*A block of data*:
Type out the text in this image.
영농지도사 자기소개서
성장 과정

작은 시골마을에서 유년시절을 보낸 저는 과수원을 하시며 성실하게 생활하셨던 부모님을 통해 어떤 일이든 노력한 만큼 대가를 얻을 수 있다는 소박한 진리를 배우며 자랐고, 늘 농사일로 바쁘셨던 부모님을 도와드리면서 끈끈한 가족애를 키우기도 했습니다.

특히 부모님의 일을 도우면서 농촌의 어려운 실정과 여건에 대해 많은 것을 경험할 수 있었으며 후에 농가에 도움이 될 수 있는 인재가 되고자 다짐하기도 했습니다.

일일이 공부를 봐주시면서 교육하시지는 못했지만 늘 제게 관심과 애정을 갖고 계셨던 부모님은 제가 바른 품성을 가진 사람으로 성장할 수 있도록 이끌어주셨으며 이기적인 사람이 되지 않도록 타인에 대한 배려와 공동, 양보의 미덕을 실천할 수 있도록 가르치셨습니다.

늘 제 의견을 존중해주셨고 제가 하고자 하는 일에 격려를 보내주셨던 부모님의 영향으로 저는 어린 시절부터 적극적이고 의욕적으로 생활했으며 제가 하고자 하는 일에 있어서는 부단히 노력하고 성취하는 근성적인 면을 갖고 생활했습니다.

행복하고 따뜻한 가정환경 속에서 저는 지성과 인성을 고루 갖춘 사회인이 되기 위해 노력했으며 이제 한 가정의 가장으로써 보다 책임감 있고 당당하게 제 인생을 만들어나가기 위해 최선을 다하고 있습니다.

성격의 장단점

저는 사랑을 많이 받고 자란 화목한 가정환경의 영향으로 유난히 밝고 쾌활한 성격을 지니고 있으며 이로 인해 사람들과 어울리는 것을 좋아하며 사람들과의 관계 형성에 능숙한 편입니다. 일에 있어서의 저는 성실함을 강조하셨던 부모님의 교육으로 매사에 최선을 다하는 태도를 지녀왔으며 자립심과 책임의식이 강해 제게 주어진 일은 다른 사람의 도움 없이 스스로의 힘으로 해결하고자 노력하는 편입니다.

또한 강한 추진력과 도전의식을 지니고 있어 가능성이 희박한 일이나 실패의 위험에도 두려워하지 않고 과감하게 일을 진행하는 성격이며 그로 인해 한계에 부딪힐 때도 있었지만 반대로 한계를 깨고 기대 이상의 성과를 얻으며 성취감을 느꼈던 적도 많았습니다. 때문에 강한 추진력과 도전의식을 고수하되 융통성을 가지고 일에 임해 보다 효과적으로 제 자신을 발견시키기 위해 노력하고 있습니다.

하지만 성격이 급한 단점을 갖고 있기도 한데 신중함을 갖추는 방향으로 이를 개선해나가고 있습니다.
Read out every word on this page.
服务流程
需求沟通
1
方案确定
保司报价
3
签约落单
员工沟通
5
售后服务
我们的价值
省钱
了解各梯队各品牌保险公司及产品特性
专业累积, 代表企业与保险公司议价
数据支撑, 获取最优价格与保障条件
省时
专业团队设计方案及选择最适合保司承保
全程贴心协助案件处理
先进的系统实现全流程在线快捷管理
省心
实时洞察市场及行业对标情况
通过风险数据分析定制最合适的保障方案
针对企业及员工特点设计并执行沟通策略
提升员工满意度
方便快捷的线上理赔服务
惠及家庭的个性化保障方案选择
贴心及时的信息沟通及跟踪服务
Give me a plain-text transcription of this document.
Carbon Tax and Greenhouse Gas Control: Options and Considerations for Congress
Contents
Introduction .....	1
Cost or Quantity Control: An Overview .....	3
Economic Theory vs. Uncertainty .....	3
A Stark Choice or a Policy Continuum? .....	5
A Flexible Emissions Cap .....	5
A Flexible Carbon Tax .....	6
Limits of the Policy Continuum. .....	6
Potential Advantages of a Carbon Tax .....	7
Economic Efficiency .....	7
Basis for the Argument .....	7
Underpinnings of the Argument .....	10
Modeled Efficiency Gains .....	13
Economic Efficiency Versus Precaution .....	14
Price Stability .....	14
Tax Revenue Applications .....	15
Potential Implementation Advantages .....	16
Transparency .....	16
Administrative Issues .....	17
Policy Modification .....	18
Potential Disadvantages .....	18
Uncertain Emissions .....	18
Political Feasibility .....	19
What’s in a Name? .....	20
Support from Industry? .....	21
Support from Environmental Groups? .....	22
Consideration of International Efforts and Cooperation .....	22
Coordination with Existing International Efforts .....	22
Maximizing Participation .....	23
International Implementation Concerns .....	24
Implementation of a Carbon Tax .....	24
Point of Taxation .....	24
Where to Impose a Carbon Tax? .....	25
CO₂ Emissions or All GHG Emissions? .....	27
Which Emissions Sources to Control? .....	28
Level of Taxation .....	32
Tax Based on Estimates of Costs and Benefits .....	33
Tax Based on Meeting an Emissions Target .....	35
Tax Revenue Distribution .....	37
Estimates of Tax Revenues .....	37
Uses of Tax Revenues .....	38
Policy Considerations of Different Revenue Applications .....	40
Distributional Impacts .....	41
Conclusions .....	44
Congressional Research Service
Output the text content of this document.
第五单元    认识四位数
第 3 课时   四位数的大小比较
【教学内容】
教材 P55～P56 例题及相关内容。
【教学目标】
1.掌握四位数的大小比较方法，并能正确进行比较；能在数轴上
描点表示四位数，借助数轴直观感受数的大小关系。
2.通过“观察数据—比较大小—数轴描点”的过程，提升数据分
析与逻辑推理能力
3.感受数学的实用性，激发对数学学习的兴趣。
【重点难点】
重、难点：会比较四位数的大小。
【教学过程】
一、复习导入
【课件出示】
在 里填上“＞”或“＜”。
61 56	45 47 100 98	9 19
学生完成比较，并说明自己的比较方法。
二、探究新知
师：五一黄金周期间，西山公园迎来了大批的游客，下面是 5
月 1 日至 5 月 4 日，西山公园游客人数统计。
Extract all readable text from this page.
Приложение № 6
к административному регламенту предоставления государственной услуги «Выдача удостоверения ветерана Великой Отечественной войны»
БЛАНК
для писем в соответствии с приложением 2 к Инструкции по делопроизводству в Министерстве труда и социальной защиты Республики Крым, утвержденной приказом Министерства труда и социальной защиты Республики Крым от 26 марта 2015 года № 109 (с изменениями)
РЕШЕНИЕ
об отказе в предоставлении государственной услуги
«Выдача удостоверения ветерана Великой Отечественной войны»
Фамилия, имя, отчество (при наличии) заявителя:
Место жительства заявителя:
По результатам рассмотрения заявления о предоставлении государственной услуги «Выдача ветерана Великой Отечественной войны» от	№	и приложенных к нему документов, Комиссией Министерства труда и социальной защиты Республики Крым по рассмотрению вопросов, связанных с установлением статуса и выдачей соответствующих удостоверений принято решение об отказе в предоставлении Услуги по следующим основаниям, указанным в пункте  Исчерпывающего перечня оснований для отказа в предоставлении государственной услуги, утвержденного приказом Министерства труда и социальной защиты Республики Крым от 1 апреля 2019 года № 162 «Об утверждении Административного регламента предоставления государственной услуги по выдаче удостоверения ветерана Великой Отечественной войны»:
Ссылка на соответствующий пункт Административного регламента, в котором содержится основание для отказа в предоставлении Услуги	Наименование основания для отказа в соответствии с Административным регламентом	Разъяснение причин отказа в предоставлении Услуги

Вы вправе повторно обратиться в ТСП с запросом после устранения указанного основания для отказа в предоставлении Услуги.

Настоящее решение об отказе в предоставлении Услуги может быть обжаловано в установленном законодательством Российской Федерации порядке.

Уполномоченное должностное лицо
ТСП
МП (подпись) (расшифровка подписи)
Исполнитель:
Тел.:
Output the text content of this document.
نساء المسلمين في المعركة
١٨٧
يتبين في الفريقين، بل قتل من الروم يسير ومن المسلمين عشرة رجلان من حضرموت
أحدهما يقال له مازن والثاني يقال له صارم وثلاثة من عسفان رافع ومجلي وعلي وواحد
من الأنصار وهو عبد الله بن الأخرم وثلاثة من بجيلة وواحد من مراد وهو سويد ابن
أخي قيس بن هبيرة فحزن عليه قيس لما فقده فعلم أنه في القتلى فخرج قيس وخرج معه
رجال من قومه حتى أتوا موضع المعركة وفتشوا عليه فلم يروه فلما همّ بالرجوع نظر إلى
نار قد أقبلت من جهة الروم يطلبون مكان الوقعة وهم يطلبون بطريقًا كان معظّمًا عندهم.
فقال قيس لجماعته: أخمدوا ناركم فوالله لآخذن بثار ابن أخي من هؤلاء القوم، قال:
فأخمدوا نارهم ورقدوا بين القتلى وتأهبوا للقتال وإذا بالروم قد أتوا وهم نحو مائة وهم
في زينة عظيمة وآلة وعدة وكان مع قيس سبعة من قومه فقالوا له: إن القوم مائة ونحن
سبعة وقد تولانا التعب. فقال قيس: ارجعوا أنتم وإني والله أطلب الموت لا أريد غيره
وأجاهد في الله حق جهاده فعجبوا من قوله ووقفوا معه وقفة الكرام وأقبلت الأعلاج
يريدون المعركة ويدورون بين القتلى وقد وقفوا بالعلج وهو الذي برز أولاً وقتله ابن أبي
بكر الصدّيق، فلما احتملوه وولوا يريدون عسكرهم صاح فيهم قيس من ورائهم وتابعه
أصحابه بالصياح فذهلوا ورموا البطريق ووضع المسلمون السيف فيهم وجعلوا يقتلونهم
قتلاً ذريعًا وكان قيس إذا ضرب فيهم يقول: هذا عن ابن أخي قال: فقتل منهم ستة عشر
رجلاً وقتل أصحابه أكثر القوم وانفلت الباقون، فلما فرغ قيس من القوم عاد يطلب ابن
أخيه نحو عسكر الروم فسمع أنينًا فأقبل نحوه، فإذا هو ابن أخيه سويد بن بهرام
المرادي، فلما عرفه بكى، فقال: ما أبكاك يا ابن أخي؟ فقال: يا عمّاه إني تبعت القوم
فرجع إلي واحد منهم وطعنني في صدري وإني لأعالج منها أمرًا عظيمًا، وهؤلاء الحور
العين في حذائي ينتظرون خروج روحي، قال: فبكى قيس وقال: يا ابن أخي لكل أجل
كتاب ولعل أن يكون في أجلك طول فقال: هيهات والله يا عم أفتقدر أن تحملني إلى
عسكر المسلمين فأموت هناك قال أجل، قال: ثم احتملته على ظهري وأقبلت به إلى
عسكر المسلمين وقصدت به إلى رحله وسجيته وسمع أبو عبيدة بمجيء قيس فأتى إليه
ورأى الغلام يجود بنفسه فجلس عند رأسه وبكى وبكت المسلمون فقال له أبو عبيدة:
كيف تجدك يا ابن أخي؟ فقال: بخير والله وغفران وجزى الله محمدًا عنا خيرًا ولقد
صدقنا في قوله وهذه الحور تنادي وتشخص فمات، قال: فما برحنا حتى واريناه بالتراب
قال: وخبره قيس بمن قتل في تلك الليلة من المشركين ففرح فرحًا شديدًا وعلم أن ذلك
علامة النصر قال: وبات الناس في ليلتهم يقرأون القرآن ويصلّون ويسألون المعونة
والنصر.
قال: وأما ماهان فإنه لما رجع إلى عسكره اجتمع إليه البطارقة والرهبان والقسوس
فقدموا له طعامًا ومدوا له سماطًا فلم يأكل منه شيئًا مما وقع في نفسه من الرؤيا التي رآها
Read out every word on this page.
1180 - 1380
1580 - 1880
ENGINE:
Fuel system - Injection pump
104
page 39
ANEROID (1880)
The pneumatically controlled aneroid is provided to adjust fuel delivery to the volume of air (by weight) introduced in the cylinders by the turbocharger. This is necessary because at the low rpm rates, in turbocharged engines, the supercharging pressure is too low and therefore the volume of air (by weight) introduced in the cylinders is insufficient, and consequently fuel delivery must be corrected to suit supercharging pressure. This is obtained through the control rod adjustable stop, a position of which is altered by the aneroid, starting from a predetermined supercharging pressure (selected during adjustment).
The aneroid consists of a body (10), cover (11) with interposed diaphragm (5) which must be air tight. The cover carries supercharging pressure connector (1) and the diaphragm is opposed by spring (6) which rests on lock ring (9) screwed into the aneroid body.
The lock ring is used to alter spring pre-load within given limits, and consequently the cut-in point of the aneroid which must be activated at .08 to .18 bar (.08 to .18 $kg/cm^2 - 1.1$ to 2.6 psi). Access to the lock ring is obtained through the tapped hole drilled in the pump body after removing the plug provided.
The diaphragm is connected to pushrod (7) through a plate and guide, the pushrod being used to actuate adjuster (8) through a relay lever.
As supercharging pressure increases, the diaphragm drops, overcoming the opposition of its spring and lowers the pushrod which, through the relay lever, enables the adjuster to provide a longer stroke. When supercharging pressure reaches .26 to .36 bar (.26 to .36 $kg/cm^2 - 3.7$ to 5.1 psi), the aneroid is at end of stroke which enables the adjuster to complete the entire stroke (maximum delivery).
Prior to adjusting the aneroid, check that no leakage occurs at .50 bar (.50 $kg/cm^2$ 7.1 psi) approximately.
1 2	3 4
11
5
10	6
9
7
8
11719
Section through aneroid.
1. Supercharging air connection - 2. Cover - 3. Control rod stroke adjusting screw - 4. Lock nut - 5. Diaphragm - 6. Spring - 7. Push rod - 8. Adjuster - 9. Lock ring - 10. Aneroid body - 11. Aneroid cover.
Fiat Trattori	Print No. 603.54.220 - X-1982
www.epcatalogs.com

*Request*: Look for the word "قومه" in every line of the listing and copy the lines that have it.

*Complete response*:
رجال من قومه حتى أتوا موضع المعركة وفتشوا عليه فلم يروه فلما همّ بالرجوع نظر إلى
في زينة عظيمة وآلة وعدة وكان مع قيس سبعة من قومه فقالوا له: إن القوم مائة ونحن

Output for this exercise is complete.